* WORK REQUIRED: Copy each line below exactly and leave the pictures out.

* INPUT ROWS:
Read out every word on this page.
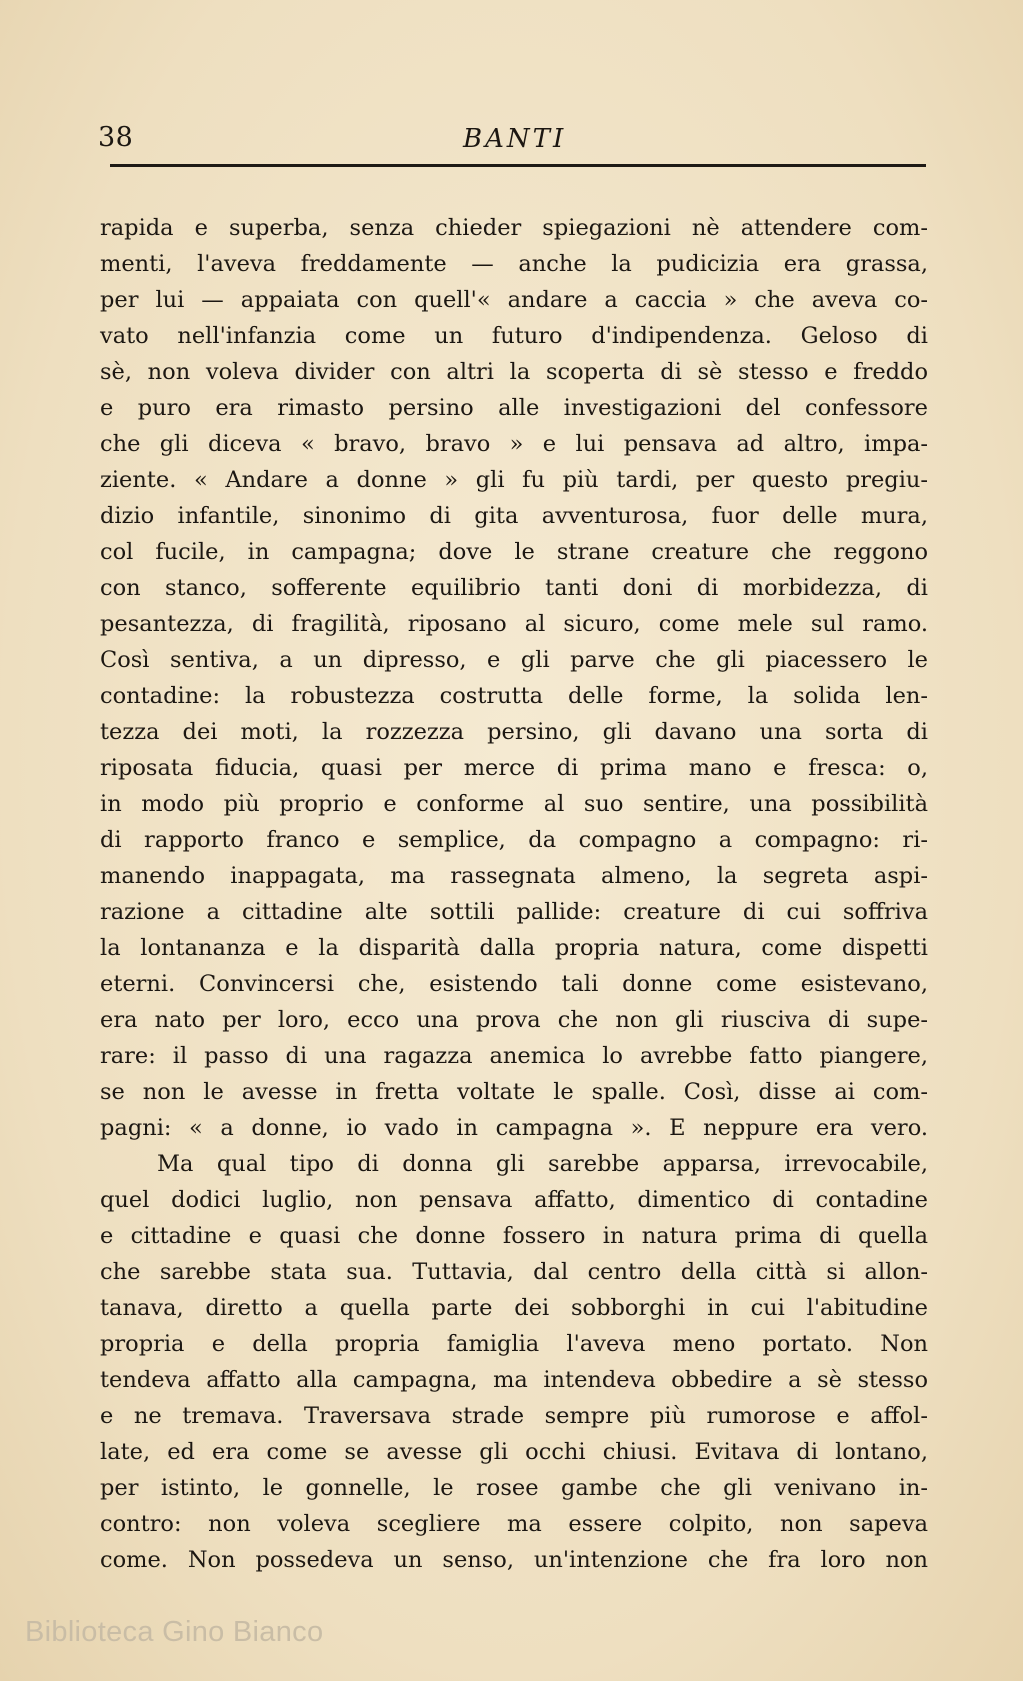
38	BANTI
rapida e superba, senza chieder spiegazioni nè attendere com-
menti, l'aveva freddamente — anche la pudicizia era grassa,
per lui — appaiata con quell'« andare a caccia » che aveva co-
vato nell'infanzia come un futuro d'indipendenza. Geloso di
sè, non voleva divider con altri la scoperta di sè stesso e freddo
e puro era rimasto persino alle investigazioni del confessore
che gli diceva « bravo, bravo » e lui pensava ad altro, impa-
ziente. « Andare a donne » gli fu più tardi, per questo pregiu-
dizio infantile, sinonimo di gita avventurosa, fuor delle mura,
col fucile, in campagna; dove le strane creature che reggono
con stanco, sofferente equilibrio tanti doni di morbidezza, di
pesantezza, di fragilità, riposano al sicuro, come mele sul ramo.
Così sentiva, a un dipresso, e gli parve che gli piacessero le
contadine: la robustezza costrutta delle forme, la solida len-
tezza dei moti, la rozzezza persino, gli davano una sorta di
riposata fiducia, quasi per merce di prima mano e fresca: o,
in modo più proprio e conforme al suo sentire, una possibilità
di rapporto franco e semplice, da compagno a compagno: ri-
manendo inappagata, ma rassegnata almeno, la segreta aspi-
razione a cittadine alte sottili pallide: creature di cui soffriva
la lontananza e la disparità dalla propria natura, come dispetti
eterni. Convincersi che, esistendo tali donne come esistevano,
era nato per loro, ecco una prova che non gli riusciva di supe-
rare: il passo di una ragazza anemica lo avrebbe fatto piangere,
se non le avesse in fretta voltate le spalle. Così, disse ai com-
pagni: « a donne, io vado in campagna ». E neppure era vero.
Ma qual tipo di donna gli sarebbe apparsa, irrevocabile,
quel dodici luglio, non pensava affatto, dimentico di contadine
e cittadine e quasi che donne fossero in natura prima di quella
che sarebbe stata sua. Tuttavia, dal centro della città si allon-
tanava, diretto a quella parte dei sobborghi in cui l'abitudine
propria e della propria famiglia l'aveva meno portato. Non
tendeva affatto alla campagna, ma intendeva obbedire a sè stesso
e ne tremava. Traversava strade sempre più rumorose e affol-
late, ed era come se avesse gli occhi chiusi. Evitava di lontano,
per istinto, le gonnelle, le rosee gambe che gli venivano in-
contro: non voleva scegliere ma essere colpito, non sapeva
come. Non possedeva un senso, un'intenzione che fra loro non
Biblioteca Gino Bianco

* COMPLETE RESPONSE:
Read out every word on this page.
38	BANTI
rapida e superba, senza chieder spiegazioni nè attendere com-
menti, l'aveva freddamente — anche la pudicizia era grassa,
per lui — appaiata con quell'« andare a caccia » che aveva co-
vato nell'infanzia come un futuro d'indipendenza. Geloso di
sè, non voleva divider con altri la scoperta di sè stesso e freddo
e puro era rimasto persino alle investigazioni del confessore
che gli diceva « bravo, bravo » e lui pensava ad altro, impa-
ziente. « Andare a donne » gli fu più tardi, per questo pregiu-
dizio infantile, sinonimo di gita avventurosa, fuor delle mura,
col fucile, in campagna; dove le strane creature che reggono
con stanco, sofferente equilibrio tanti doni di morbidezza, di
pesantezza, di fragilità, riposano al sicuro, come mele sul ramo.
Così sentiva, a un dipresso, e gli parve che gli piacessero le
contadine: la robustezza costrutta delle forme, la solida len-
tezza dei moti, la rozzezza persino, gli davano una sorta di
riposata fiducia, quasi per merce di prima mano e fresca: o,
in modo più proprio e conforme al suo sentire, una possibilità
di rapporto franco e semplice, da compagno a compagno: ri-
manendo inappagata, ma rassegnata almeno, la segreta aspi-
razione a cittadine alte sottili pallide: creature di cui soffriva
la lontananza e la disparità dalla propria natura, come dispetti
eterni. Convincersi che, esistendo tali donne come esistevano,
era nato per loro, ecco una prova che non gli riusciva di supe-
rare: il passo di una ragazza anemica lo avrebbe fatto piangere,
se non le avesse in fretta voltate le spalle. Così, disse ai com-
pagni: « a donne, io vado in campagna ». E neppure era vero.
Ma qual tipo di donna gli sarebbe apparsa, irrevocabile,
quel dodici luglio, non pensava affatto, dimentico di contadine
e cittadine e quasi che donne fossero in natura prima di quella
che sarebbe stata sua. Tuttavia, dal centro della città si allon-
tanava, diretto a quella parte dei sobborghi in cui l'abitudine
propria e della propria famiglia l'aveva meno portato. Non
tendeva affatto alla campagna, ma intendeva obbedire a sè stesso
e ne tremava. Traversava strade sempre più rumorose e affol-
late, ed era come se avesse gli occhi chiusi. Evitava di lontano,
per istinto, le gonnelle, le rosee gambe che gli venivano in-
contro: non voleva scegliere ma essere colpito, non sapeva
come. Non possedeva un senso, un'intenzione che fra loro non
Biblioteca Gino Bianco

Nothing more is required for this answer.